**SUPPLIED INFORMATION:**
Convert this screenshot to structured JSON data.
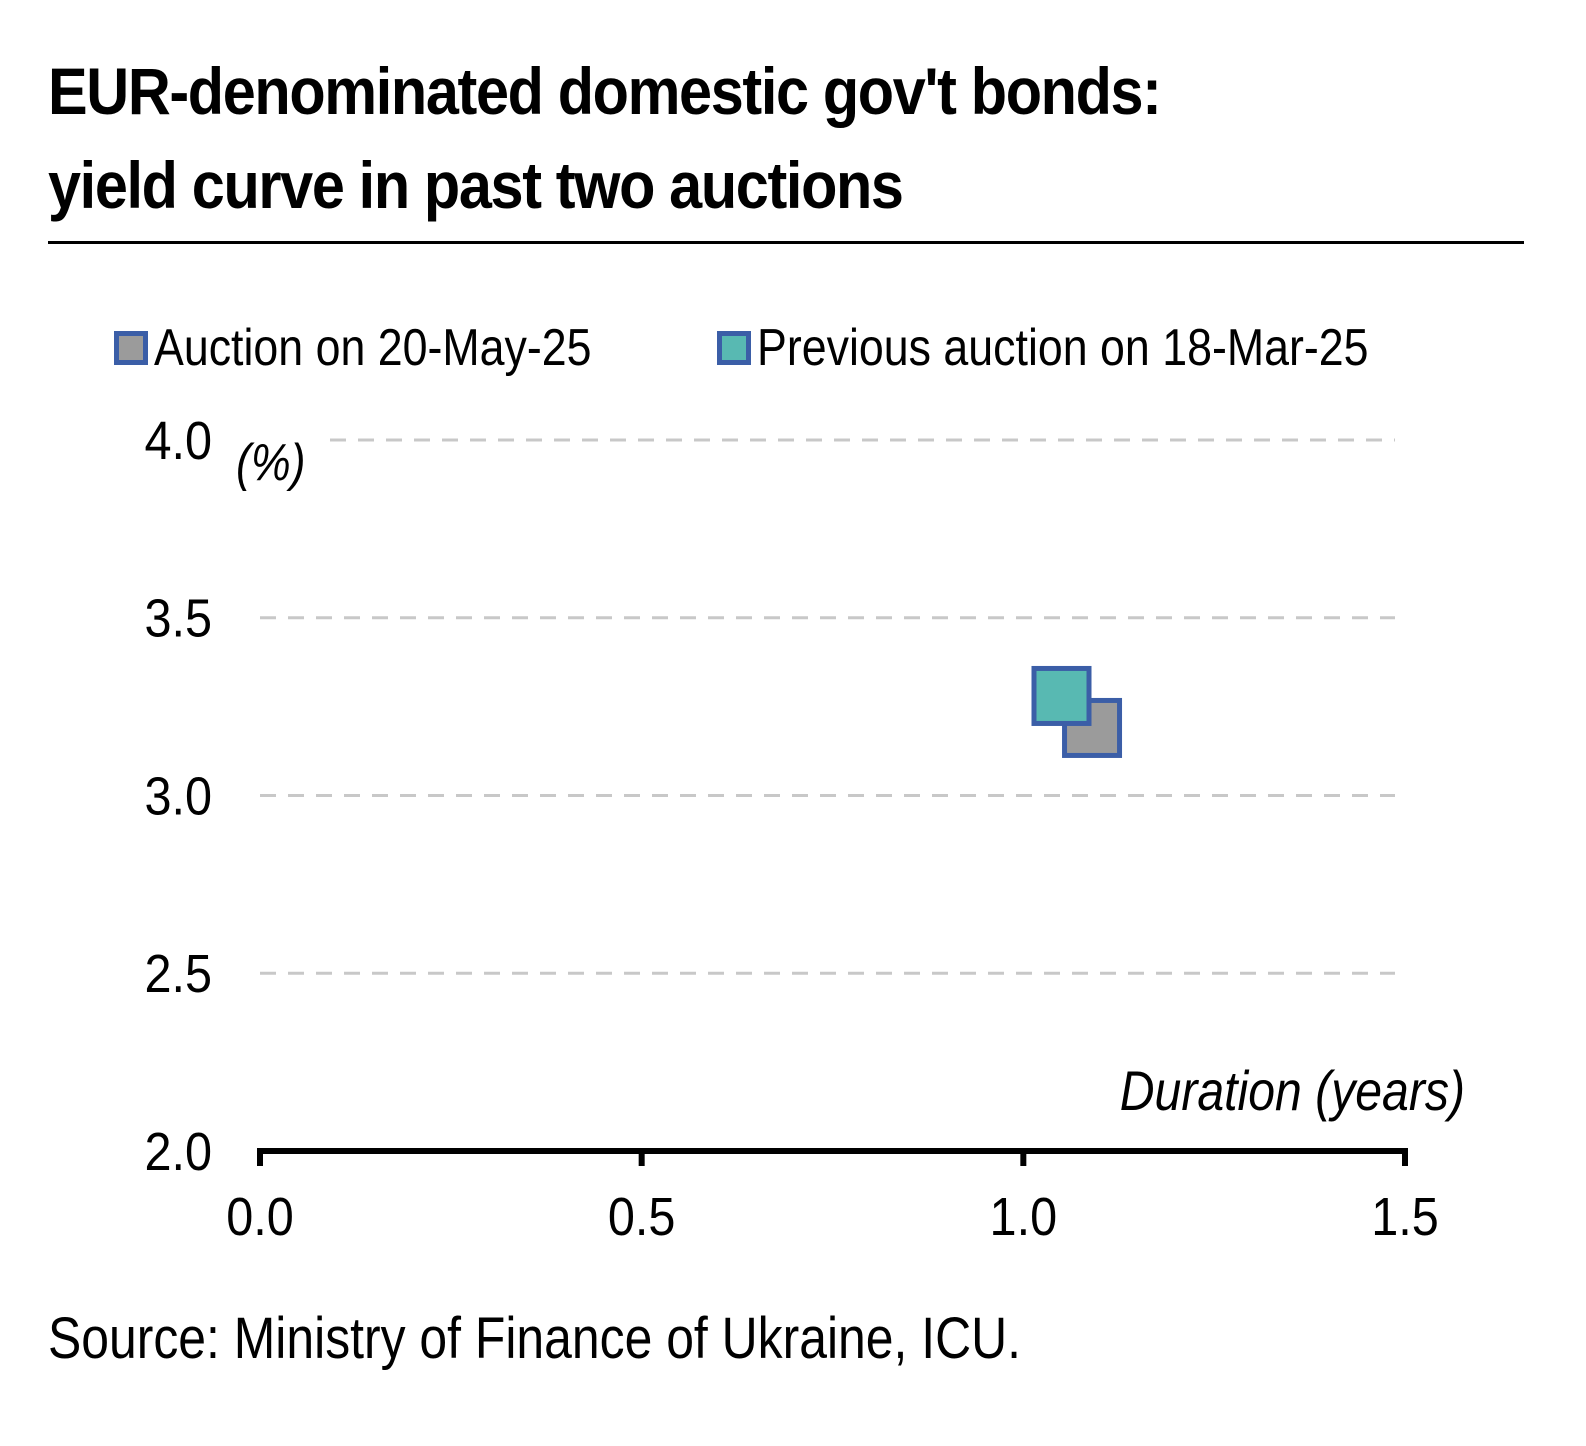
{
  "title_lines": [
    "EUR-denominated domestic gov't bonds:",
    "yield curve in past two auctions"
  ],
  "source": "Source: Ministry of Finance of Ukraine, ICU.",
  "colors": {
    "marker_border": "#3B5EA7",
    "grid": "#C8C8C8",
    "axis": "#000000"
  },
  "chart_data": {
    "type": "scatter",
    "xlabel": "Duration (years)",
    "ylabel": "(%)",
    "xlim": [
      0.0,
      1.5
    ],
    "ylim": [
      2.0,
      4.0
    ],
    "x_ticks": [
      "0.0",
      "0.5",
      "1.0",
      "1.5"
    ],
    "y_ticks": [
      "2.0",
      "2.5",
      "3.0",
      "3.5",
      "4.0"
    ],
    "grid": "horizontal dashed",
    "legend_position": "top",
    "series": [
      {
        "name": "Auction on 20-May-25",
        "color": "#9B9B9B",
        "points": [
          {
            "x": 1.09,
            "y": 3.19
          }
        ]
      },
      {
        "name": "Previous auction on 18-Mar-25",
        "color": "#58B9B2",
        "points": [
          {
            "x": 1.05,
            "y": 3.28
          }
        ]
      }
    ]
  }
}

**GIVEN TASK:** Please write out all the data again word for word, but not the pictures.

**RESULT FOR THIS TASK:**
Convert this screenshot to structured JSON data.
{
  "title_lines": [
    "EUR-denominated domestic gov't bonds:",
    "yield curve in past two auctions"
  ],
  "source": "Source: Ministry of Finance of Ukraine, ICU.",
  "colors": {
    "marker_border": "#3B5EA7",
    "grid": "#C8C8C8",
    "axis": "#000000"
  },
  "chart_data": {
    "type": "scatter",
    "xlabel": "Duration (years)",
    "ylabel": "(%)",
    "xlim": [
      0.0,
      1.5
    ],
    "ylim": [
      2.0,
      4.0
    ],
    "x_ticks": [
      "0.0",
      "0.5",
      "1.0",
      "1.5"
    ],
    "y_ticks": [
      "2.0",
      "2.5",
      "3.0",
      "3.5",
      "4.0"
    ],
    "grid": "horizontal dashed",
    "legend_position": "top",
    "series": [
      {
        "name": "Auction on 20-May-25",
        "color": "#9B9B9B",
        "points": [
          {
            "x": 1.09,
            "y": 3.19
          }
        ]
      },
      {
        "name": "Previous auction on 18-Mar-25",
        "color": "#58B9B2",
        "points": [
          {
            "x": 1.05,
            "y": 3.28
          }
        ]
      }
    ]
  }
}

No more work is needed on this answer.